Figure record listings
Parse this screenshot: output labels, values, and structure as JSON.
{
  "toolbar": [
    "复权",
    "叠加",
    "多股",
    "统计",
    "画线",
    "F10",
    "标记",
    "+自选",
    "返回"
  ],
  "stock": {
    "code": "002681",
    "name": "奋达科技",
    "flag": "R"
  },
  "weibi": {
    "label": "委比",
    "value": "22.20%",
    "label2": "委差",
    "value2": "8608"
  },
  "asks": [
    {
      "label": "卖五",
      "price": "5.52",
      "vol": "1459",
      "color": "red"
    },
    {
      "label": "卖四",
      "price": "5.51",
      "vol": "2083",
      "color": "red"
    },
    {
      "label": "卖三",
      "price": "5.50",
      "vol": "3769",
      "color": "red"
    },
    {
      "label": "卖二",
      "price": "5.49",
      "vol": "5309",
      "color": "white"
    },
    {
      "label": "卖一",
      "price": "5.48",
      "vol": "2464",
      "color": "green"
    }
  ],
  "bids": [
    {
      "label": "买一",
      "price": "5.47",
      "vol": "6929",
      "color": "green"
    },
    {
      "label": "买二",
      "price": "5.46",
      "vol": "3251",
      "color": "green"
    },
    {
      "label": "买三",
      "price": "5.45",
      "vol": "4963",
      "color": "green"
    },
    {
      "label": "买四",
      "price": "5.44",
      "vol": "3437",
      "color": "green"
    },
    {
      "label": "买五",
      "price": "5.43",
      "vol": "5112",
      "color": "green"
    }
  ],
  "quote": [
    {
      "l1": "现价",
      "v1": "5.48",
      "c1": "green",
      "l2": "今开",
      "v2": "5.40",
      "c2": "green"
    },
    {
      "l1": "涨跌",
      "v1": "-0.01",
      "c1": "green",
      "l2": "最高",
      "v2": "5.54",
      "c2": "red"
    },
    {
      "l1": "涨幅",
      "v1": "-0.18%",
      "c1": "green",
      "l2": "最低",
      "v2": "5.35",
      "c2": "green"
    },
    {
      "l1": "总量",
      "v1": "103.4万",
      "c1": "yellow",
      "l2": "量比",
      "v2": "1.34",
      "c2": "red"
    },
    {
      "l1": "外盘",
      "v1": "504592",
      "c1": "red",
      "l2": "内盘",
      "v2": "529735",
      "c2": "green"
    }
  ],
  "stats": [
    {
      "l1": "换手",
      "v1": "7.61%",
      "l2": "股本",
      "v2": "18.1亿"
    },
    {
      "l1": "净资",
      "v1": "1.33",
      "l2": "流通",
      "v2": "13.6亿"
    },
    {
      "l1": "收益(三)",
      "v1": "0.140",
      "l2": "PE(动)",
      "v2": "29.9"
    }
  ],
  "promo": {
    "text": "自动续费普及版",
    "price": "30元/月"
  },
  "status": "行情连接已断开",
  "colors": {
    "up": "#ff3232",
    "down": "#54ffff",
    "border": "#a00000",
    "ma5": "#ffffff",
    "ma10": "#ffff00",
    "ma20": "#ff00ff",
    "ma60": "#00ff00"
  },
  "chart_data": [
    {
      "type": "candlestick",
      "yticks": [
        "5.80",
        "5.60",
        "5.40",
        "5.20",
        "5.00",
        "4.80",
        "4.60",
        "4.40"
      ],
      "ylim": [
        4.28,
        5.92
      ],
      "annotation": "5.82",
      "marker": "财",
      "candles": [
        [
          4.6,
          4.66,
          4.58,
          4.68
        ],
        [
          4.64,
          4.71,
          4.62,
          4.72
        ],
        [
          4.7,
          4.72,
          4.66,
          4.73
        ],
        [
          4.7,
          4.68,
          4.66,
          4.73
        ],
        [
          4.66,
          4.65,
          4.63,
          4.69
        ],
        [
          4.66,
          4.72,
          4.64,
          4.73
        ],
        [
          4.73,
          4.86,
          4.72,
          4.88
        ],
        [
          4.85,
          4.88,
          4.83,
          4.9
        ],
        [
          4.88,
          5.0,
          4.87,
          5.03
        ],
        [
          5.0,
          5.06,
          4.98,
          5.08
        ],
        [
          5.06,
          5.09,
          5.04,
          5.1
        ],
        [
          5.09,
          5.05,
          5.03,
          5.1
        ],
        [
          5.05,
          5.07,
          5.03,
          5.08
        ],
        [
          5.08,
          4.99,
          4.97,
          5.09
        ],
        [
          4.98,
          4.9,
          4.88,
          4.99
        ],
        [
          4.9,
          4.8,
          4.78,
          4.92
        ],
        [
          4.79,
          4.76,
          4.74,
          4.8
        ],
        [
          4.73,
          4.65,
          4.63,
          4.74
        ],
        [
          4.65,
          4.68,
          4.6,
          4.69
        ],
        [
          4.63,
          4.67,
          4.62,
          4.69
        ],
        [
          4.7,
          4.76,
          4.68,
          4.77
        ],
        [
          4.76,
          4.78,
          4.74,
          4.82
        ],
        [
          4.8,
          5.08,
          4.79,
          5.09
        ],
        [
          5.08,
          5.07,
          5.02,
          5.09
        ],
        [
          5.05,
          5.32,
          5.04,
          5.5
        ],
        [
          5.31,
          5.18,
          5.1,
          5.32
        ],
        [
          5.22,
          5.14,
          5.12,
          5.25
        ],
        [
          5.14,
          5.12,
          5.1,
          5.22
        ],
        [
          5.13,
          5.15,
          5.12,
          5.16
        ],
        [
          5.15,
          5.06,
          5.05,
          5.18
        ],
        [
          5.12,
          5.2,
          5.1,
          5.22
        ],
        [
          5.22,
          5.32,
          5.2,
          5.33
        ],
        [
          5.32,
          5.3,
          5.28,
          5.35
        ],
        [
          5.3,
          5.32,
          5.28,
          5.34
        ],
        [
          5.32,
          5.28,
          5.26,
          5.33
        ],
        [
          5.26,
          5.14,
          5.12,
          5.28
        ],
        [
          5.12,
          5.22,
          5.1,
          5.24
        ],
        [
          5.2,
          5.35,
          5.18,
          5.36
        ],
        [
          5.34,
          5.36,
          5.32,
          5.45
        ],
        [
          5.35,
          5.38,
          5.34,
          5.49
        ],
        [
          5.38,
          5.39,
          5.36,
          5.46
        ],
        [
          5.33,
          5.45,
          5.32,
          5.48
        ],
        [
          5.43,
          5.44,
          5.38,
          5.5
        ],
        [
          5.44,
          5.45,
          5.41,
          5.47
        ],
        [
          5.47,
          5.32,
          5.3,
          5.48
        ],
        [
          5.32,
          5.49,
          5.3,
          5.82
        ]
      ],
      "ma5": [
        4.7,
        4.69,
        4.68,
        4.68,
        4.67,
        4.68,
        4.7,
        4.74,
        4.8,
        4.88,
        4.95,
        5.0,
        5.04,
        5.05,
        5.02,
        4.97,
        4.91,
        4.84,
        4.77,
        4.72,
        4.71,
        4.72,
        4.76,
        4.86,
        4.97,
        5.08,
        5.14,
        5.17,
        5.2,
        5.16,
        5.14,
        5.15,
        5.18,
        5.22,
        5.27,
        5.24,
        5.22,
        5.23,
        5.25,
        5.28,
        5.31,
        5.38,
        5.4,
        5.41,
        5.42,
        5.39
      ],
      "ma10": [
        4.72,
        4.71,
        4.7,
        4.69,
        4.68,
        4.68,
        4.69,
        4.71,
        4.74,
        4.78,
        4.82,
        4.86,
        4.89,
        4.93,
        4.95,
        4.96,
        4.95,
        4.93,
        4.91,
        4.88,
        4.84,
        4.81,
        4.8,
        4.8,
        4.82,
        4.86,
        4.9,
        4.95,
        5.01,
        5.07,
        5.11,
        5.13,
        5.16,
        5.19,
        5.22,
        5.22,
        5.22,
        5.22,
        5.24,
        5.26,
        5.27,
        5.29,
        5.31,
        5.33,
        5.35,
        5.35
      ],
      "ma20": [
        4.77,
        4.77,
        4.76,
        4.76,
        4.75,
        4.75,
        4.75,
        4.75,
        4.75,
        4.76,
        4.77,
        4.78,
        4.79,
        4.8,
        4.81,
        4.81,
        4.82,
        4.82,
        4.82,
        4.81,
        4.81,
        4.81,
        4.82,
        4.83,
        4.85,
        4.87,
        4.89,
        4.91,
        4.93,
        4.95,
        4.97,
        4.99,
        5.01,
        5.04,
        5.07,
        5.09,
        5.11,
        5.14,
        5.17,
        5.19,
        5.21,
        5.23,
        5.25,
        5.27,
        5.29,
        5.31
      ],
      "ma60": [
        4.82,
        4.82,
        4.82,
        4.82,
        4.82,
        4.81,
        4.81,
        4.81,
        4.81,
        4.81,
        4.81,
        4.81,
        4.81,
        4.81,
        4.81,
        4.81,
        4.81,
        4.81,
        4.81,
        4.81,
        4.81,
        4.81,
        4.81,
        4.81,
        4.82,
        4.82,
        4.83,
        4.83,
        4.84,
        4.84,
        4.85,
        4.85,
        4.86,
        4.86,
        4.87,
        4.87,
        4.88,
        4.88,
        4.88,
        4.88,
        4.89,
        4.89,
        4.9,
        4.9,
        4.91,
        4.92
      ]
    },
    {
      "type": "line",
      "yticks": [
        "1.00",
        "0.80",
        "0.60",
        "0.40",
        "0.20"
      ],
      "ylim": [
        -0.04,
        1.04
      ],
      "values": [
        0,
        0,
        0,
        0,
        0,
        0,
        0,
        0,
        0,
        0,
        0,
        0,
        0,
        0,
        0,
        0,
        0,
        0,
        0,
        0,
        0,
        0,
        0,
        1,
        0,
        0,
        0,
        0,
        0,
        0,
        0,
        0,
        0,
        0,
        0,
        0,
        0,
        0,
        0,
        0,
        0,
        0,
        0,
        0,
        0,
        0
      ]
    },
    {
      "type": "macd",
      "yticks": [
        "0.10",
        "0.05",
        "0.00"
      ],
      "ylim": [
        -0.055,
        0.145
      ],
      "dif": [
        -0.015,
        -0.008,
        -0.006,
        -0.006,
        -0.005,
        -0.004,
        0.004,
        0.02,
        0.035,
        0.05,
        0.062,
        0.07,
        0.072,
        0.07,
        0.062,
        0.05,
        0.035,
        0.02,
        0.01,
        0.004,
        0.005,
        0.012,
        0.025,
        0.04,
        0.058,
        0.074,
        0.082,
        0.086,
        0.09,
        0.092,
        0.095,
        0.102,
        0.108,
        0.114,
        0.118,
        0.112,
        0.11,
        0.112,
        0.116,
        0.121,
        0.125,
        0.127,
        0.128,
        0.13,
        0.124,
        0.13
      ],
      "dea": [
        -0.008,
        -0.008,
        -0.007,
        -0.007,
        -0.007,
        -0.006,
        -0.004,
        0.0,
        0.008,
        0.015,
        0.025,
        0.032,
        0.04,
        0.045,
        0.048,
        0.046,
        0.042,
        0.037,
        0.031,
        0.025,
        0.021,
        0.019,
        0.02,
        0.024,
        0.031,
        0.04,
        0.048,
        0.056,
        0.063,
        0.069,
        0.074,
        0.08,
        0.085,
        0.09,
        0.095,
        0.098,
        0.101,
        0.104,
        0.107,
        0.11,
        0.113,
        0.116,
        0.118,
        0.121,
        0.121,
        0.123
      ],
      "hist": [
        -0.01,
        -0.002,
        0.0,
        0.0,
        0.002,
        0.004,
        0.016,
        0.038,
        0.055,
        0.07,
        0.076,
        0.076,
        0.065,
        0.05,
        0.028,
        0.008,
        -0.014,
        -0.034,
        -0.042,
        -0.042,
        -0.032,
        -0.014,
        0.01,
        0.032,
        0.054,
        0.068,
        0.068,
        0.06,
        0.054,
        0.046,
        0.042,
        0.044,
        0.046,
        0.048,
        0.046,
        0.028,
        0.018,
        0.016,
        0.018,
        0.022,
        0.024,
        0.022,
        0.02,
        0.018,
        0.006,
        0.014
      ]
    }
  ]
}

OBJECTIVE:
Provide the count, and nothing else, of lines in the data above where the word "type" occurs.

WRITTEN ANSWER:
3